EXERCISE MATERIALS:
□ □ □ □ □ □ □

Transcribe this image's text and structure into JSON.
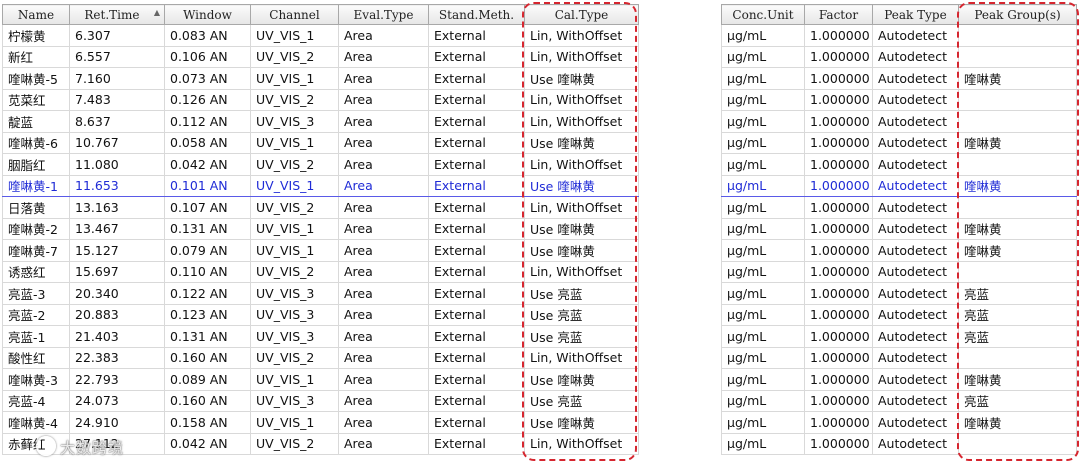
{
  "left_table": {
    "columns": [
      "Name",
      "Ret.Time",
      "Window",
      "Channel",
      "Eval.Type",
      "Stand.Meth.",
      "Cal.Type"
    ],
    "sort_indicator": "▲",
    "rows": [
      [
        "柠檬黄",
        "6.307",
        "0.083 AN",
        "UV_VIS_1",
        "Area",
        "External",
        "Lin, WithOffset"
      ],
      [
        "新红",
        "6.557",
        "0.106 AN",
        "UV_VIS_2",
        "Area",
        "External",
        "Lin, WithOffset"
      ],
      [
        "喹啉黄-5",
        "7.160",
        "0.073 AN",
        "UV_VIS_1",
        "Area",
        "External",
        "Use 喹啉黄"
      ],
      [
        "苋菜红",
        "7.483",
        "0.126 AN",
        "UV_VIS_2",
        "Area",
        "External",
        "Lin, WithOffset"
      ],
      [
        "靛蓝",
        "8.637",
        "0.112 AN",
        "UV_VIS_3",
        "Area",
        "External",
        "Lin, WithOffset"
      ],
      [
        "喹啉黄-6",
        "10.767",
        "0.058 AN",
        "UV_VIS_1",
        "Area",
        "External",
        "Use 喹啉黄"
      ],
      [
        "胭脂红",
        "11.080",
        "0.042 AN",
        "UV_VIS_2",
        "Area",
        "External",
        "Lin, WithOffset"
      ],
      [
        "喹啉黄-1",
        "11.653",
        "0.101 AN",
        "UV_VIS_1",
        "Area",
        "External",
        "Use 喹啉黄"
      ],
      [
        "日落黄",
        "13.163",
        "0.107 AN",
        "UV_VIS_2",
        "Area",
        "External",
        "Lin, WithOffset"
      ],
      [
        "喹啉黄-2",
        "13.467",
        "0.131 AN",
        "UV_VIS_1",
        "Area",
        "External",
        "Use 喹啉黄"
      ],
      [
        "喹啉黄-7",
        "15.127",
        "0.079 AN",
        "UV_VIS_1",
        "Area",
        "External",
        "Use 喹啉黄"
      ],
      [
        "诱惑红",
        "15.697",
        "0.110 AN",
        "UV_VIS_2",
        "Area",
        "External",
        "Lin, WithOffset"
      ],
      [
        "亮蓝-3",
        "20.340",
        "0.122 AN",
        "UV_VIS_3",
        "Area",
        "External",
        "Use 亮蓝"
      ],
      [
        "亮蓝-2",
        "20.883",
        "0.123 AN",
        "UV_VIS_3",
        "Area",
        "External",
        "Use 亮蓝"
      ],
      [
        "亮蓝-1",
        "21.403",
        "0.131 AN",
        "UV_VIS_3",
        "Area",
        "External",
        "Use 亮蓝"
      ],
      [
        "酸性红",
        "22.383",
        "0.160 AN",
        "UV_VIS_2",
        "Area",
        "External",
        "Lin, WithOffset"
      ],
      [
        "喹啉黄-3",
        "22.793",
        "0.089 AN",
        "UV_VIS_1",
        "Area",
        "External",
        "Use 喹啉黄"
      ],
      [
        "亮蓝-4",
        "24.073",
        "0.160 AN",
        "UV_VIS_3",
        "Area",
        "External",
        "Use 亮蓝"
      ],
      [
        "喹啉黄-4",
        "24.910",
        "0.158 AN",
        "UV_VIS_1",
        "Area",
        "External",
        "Use 喹啉黄"
      ],
      [
        "赤藓红",
        "27.112",
        "0.042 AN",
        "UV_VIS_2",
        "Area",
        "External",
        "Lin, WithOffset"
      ]
    ]
  },
  "right_table": {
    "columns": [
      "Conc.Unit",
      "Factor",
      "Peak Type",
      "Peak Group(s)"
    ],
    "rows": [
      [
        "µg/mL",
        "1.000000",
        "Autodetect",
        ""
      ],
      [
        "µg/mL",
        "1.000000",
        "Autodetect",
        ""
      ],
      [
        "µg/mL",
        "1.000000",
        "Autodetect",
        "喹啉黄"
      ],
      [
        "µg/mL",
        "1.000000",
        "Autodetect",
        ""
      ],
      [
        "µg/mL",
        "1.000000",
        "Autodetect",
        ""
      ],
      [
        "µg/mL",
        "1.000000",
        "Autodetect",
        "喹啉黄"
      ],
      [
        "µg/mL",
        "1.000000",
        "Autodetect",
        ""
      ],
      [
        "µg/mL",
        "1.000000",
        "Autodetect",
        "喹啉黄"
      ],
      [
        "µg/mL",
        "1.000000",
        "Autodetect",
        ""
      ],
      [
        "µg/mL",
        "1.000000",
        "Autodetect",
        "喹啉黄"
      ],
      [
        "µg/mL",
        "1.000000",
        "Autodetect",
        "喹啉黄"
      ],
      [
        "µg/mL",
        "1.000000",
        "Autodetect",
        ""
      ],
      [
        "µg/mL",
        "1.000000",
        "Autodetect",
        "亮蓝"
      ],
      [
        "µg/mL",
        "1.000000",
        "Autodetect",
        "亮蓝"
      ],
      [
        "µg/mL",
        "1.000000",
        "Autodetect",
        "亮蓝"
      ],
      [
        "µg/mL",
        "1.000000",
        "Autodetect",
        ""
      ],
      [
        "µg/mL",
        "1.000000",
        "Autodetect",
        "喹啉黄"
      ],
      [
        "µg/mL",
        "1.000000",
        "Autodetect",
        "亮蓝"
      ],
      [
        "µg/mL",
        "1.000000",
        "Autodetect",
        "喹啉黄"
      ],
      [
        "µg/mL",
        "1.000000",
        "Autodetect",
        ""
      ]
    ]
  },
  "selected_row": 7,
  "colors": {
    "selection_text": "#1f2bd6",
    "highlight_border": "#d6262f"
  },
  "watermark": {
    "icon": "watermark-logo-icon",
    "text": "大数跨境"
  }
}
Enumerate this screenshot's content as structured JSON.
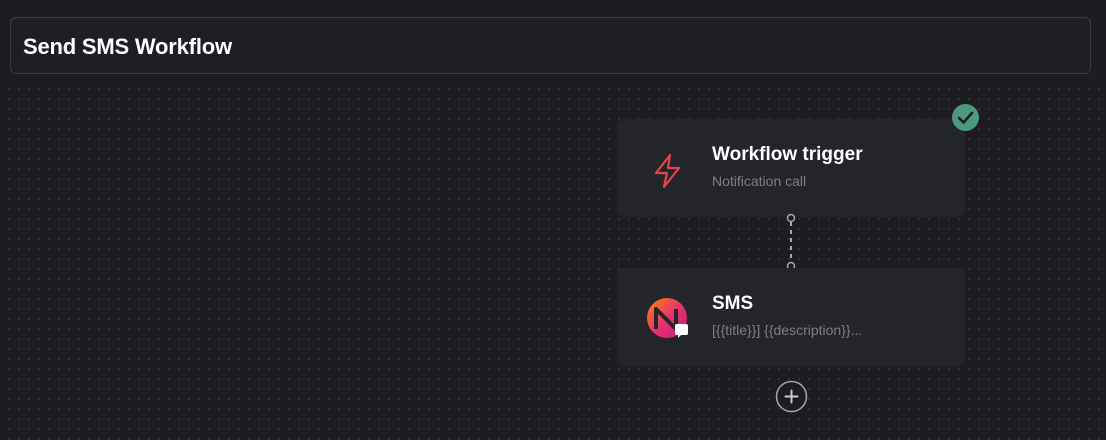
{
  "workflow": {
    "title": "Send SMS Workflow"
  },
  "nodes": [
    {
      "title": "Workflow trigger",
      "subtitle": "Notification call",
      "icon": "lightning-bolt-icon",
      "status": "success"
    },
    {
      "title": "SMS",
      "subtitle": "[{{title}}] {{description}}...",
      "icon": "sms-provider-logo-icon"
    }
  ],
  "colors": {
    "canvas_bg": "#1c1c21",
    "node_bg": "#24242b",
    "success": "#4d9980",
    "trigger_icon": "#e54545"
  }
}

□ □ □ □ □ □ □

All of the data above should be quoted exactly, except for the pictures.

ANSWER TO THE PROBLEM:
Transcribe this image's text and structure into JSON.
{
  "left_table": {
    "columns": [
      "Name",
      "Ret.Time",
      "Window",
      "Channel",
      "Eval.Type",
      "Stand.Meth.",
      "Cal.Type"
    ],
    "sort_indicator": "▲",
    "rows": [
      [
        "柠檬黄",
        "6.307",
        "0.083 AN",
        "UV_VIS_1",
        "Area",
        "External",
        "Lin, WithOffset"
      ],
      [
        "新红",
        "6.557",
        "0.106 AN",
        "UV_VIS_2",
        "Area",
        "External",
        "Lin, WithOffset"
      ],
      [
        "喹啉黄-5",
        "7.160",
        "0.073 AN",
        "UV_VIS_1",
        "Area",
        "External",
        "Use 喹啉黄"
      ],
      [
        "苋菜红",
        "7.483",
        "0.126 AN",
        "UV_VIS_2",
        "Area",
        "External",
        "Lin, WithOffset"
      ],
      [
        "靛蓝",
        "8.637",
        "0.112 AN",
        "UV_VIS_3",
        "Area",
        "External",
        "Lin, WithOffset"
      ],
      [
        "喹啉黄-6",
        "10.767",
        "0.058 AN",
        "UV_VIS_1",
        "Area",
        "External",
        "Use 喹啉黄"
      ],
      [
        "胭脂红",
        "11.080",
        "0.042 AN",
        "UV_VIS_2",
        "Area",
        "External",
        "Lin, WithOffset"
      ],
      [
        "喹啉黄-1",
        "11.653",
        "0.101 AN",
        "UV_VIS_1",
        "Area",
        "External",
        "Use 喹啉黄"
      ],
      [
        "日落黄",
        "13.163",
        "0.107 AN",
        "UV_VIS_2",
        "Area",
        "External",
        "Lin, WithOffset"
      ],
      [
        "喹啉黄-2",
        "13.467",
        "0.131 AN",
        "UV_VIS_1",
        "Area",
        "External",
        "Use 喹啉黄"
      ],
      [
        "喹啉黄-7",
        "15.127",
        "0.079 AN",
        "UV_VIS_1",
        "Area",
        "External",
        "Use 喹啉黄"
      ],
      [
        "诱惑红",
        "15.697",
        "0.110 AN",
        "UV_VIS_2",
        "Area",
        "External",
        "Lin, WithOffset"
      ],
      [
        "亮蓝-3",
        "20.340",
        "0.122 AN",
        "UV_VIS_3",
        "Area",
        "External",
        "Use 亮蓝"
      ],
      [
        "亮蓝-2",
        "20.883",
        "0.123 AN",
        "UV_VIS_3",
        "Area",
        "External",
        "Use 亮蓝"
      ],
      [
        "亮蓝-1",
        "21.403",
        "0.131 AN",
        "UV_VIS_3",
        "Area",
        "External",
        "Use 亮蓝"
      ],
      [
        "酸性红",
        "22.383",
        "0.160 AN",
        "UV_VIS_2",
        "Area",
        "External",
        "Lin, WithOffset"
      ],
      [
        "喹啉黄-3",
        "22.793",
        "0.089 AN",
        "UV_VIS_1",
        "Area",
        "External",
        "Use 喹啉黄"
      ],
      [
        "亮蓝-4",
        "24.073",
        "0.160 AN",
        "UV_VIS_3",
        "Area",
        "External",
        "Use 亮蓝"
      ],
      [
        "喹啉黄-4",
        "24.910",
        "0.158 AN",
        "UV_VIS_1",
        "Area",
        "External",
        "Use 喹啉黄"
      ],
      [
        "赤藓红",
        "27.112",
        "0.042 AN",
        "UV_VIS_2",
        "Area",
        "External",
        "Lin, WithOffset"
      ]
    ]
  },
  "right_table": {
    "columns": [
      "Conc.Unit",
      "Factor",
      "Peak Type",
      "Peak Group(s)"
    ],
    "rows": [
      [
        "µg/mL",
        "1.000000",
        "Autodetect",
        ""
      ],
      [
        "µg/mL",
        "1.000000",
        "Autodetect",
        ""
      ],
      [
        "µg/mL",
        "1.000000",
        "Autodetect",
        "喹啉黄"
      ],
      [
        "µg/mL",
        "1.000000",
        "Autodetect",
        ""
      ],
      [
        "µg/mL",
        "1.000000",
        "Autodetect",
        ""
      ],
      [
        "µg/mL",
        "1.000000",
        "Autodetect",
        "喹啉黄"
      ],
      [
        "µg/mL",
        "1.000000",
        "Autodetect",
        ""
      ],
      [
        "µg/mL",
        "1.000000",
        "Autodetect",
        "喹啉黄"
      ],
      [
        "µg/mL",
        "1.000000",
        "Autodetect",
        ""
      ],
      [
        "µg/mL",
        "1.000000",
        "Autodetect",
        "喹啉黄"
      ],
      [
        "µg/mL",
        "1.000000",
        "Autodetect",
        "喹啉黄"
      ],
      [
        "µg/mL",
        "1.000000",
        "Autodetect",
        ""
      ],
      [
        "µg/mL",
        "1.000000",
        "Autodetect",
        "亮蓝"
      ],
      [
        "µg/mL",
        "1.000000",
        "Autodetect",
        "亮蓝"
      ],
      [
        "µg/mL",
        "1.000000",
        "Autodetect",
        "亮蓝"
      ],
      [
        "µg/mL",
        "1.000000",
        "Autodetect",
        ""
      ],
      [
        "µg/mL",
        "1.000000",
        "Autodetect",
        "喹啉黄"
      ],
      [
        "µg/mL",
        "1.000000",
        "Autodetect",
        "亮蓝"
      ],
      [
        "µg/mL",
        "1.000000",
        "Autodetect",
        "喹啉黄"
      ],
      [
        "µg/mL",
        "1.000000",
        "Autodetect",
        ""
      ]
    ]
  },
  "selected_row": 7,
  "colors": {
    "selection_text": "#1f2bd6",
    "highlight_border": "#d6262f"
  },
  "watermark": {
    "icon": "watermark-logo-icon",
    "text": "大数跨境"
  }
}
Enumerate this screenshot's content as structured JSON.
{
  "workflow": {
    "title": "Send SMS Workflow"
  },
  "nodes": [
    {
      "title": "Workflow trigger",
      "subtitle": "Notification call",
      "icon": "lightning-bolt-icon",
      "status": "success"
    },
    {
      "title": "SMS",
      "subtitle": "[{{title}}] {{description}}...",
      "icon": "sms-provider-logo-icon"
    }
  ],
  "colors": {
    "canvas_bg": "#1c1c21",
    "node_bg": "#24242b",
    "success": "#4d9980",
    "trigger_icon": "#e54545"
  }
}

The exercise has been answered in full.